▶ _Short exercise_: Pick every line with "Weekly" from the material below.

Dataset records
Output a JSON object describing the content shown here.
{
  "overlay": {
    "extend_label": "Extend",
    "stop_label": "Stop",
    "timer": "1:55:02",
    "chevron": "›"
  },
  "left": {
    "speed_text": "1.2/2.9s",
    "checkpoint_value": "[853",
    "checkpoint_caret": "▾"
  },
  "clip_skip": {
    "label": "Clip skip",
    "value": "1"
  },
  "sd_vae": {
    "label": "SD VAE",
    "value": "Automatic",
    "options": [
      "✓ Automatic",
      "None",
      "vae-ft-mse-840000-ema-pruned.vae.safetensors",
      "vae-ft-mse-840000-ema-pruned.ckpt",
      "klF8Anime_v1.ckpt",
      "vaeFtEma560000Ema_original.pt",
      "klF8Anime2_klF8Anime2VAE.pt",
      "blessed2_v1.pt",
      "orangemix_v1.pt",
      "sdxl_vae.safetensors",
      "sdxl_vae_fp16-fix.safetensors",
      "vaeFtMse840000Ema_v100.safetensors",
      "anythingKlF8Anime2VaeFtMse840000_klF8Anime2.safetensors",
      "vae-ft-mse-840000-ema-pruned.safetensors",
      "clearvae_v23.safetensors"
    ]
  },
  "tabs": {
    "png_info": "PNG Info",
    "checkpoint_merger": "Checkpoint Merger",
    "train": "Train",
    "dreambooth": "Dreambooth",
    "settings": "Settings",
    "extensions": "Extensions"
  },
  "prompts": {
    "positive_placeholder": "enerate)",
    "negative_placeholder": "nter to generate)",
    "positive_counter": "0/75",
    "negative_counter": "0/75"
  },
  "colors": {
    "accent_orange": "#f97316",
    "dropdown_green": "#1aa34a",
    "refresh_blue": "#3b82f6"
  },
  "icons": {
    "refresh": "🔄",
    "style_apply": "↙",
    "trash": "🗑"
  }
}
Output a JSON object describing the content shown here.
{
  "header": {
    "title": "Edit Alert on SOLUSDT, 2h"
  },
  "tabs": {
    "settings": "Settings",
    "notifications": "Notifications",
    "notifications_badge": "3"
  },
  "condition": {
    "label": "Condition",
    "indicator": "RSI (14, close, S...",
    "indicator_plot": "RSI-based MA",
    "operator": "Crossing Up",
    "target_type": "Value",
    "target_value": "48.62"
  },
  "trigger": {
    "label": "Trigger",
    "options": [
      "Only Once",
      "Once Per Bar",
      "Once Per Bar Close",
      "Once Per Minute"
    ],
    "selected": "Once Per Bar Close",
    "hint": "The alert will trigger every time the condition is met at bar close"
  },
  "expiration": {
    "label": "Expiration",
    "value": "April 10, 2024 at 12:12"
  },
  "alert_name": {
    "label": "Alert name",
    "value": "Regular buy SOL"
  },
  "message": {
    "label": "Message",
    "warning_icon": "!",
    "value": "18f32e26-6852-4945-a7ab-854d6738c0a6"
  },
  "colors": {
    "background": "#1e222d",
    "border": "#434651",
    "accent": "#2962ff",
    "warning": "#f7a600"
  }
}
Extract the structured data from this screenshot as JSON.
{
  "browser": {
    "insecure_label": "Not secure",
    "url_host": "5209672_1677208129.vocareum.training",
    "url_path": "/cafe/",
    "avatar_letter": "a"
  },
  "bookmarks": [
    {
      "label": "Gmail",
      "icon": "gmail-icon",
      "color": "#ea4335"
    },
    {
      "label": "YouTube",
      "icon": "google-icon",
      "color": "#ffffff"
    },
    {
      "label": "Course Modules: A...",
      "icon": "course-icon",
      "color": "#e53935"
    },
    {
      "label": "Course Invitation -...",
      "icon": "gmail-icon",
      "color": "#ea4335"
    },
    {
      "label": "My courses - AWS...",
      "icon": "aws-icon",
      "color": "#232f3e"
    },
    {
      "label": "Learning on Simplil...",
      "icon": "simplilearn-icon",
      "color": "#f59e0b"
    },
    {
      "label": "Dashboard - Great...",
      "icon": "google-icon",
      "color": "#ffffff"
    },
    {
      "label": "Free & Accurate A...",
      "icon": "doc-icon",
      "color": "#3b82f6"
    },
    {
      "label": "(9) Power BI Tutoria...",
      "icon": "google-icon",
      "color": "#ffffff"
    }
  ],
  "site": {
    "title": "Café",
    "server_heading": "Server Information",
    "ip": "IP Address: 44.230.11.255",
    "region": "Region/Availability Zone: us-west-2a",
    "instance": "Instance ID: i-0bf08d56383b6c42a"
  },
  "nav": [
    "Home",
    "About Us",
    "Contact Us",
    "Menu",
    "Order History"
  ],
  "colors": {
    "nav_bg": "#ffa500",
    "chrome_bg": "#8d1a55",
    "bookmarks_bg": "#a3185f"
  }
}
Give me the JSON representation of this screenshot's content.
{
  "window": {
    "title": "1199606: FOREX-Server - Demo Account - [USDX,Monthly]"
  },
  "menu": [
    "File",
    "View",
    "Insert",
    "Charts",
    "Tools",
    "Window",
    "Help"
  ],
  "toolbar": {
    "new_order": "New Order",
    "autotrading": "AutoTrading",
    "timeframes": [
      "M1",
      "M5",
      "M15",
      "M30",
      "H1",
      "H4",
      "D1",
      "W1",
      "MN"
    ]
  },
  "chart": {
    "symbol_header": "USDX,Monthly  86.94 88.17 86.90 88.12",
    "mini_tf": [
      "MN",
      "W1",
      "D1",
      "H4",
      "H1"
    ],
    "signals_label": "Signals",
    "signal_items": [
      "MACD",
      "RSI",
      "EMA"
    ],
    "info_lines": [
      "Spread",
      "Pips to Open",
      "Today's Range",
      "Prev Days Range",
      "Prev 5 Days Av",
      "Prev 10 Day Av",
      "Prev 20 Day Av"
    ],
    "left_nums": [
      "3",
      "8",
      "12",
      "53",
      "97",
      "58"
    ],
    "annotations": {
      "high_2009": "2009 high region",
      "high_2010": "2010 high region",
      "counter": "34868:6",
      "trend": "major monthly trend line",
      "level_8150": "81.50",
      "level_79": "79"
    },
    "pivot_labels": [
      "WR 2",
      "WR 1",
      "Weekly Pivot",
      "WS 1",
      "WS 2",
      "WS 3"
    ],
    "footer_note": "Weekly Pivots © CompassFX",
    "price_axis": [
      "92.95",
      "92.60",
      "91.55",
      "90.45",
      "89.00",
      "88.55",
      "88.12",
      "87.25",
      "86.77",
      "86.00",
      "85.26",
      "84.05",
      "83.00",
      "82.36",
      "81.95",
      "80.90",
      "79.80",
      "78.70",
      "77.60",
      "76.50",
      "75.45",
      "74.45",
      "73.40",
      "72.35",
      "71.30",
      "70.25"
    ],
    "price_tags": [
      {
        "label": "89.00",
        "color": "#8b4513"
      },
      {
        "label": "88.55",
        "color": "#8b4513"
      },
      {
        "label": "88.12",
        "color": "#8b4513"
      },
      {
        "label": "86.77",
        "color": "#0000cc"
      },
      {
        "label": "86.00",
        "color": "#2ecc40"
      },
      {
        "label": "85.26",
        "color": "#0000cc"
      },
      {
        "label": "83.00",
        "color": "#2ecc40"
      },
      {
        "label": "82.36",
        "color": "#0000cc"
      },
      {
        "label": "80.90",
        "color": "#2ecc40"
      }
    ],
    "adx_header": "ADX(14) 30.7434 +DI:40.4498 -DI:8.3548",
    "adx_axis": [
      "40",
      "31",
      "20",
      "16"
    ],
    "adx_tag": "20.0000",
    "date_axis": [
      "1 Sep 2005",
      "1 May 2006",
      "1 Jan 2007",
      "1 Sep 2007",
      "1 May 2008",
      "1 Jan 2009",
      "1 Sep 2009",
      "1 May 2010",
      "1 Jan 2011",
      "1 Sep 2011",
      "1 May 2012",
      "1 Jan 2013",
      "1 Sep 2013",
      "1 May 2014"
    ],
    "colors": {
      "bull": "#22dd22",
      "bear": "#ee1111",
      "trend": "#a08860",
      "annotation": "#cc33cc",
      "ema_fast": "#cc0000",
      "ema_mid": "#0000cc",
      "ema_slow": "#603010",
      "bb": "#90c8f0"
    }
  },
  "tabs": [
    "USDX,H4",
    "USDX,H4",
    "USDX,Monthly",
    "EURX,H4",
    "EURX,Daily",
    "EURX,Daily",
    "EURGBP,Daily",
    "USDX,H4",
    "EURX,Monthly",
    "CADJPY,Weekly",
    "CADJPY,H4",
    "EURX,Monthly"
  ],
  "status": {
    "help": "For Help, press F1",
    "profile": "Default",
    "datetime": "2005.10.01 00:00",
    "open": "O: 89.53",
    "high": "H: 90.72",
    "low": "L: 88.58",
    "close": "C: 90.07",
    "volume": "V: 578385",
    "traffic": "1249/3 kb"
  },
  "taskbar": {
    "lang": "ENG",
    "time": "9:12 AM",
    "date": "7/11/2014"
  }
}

▶ _The output_:
      "Weekly Pivot",
    "footer_note": "Weekly Pivots © CompassFX",
    "CADJPY,Weekly",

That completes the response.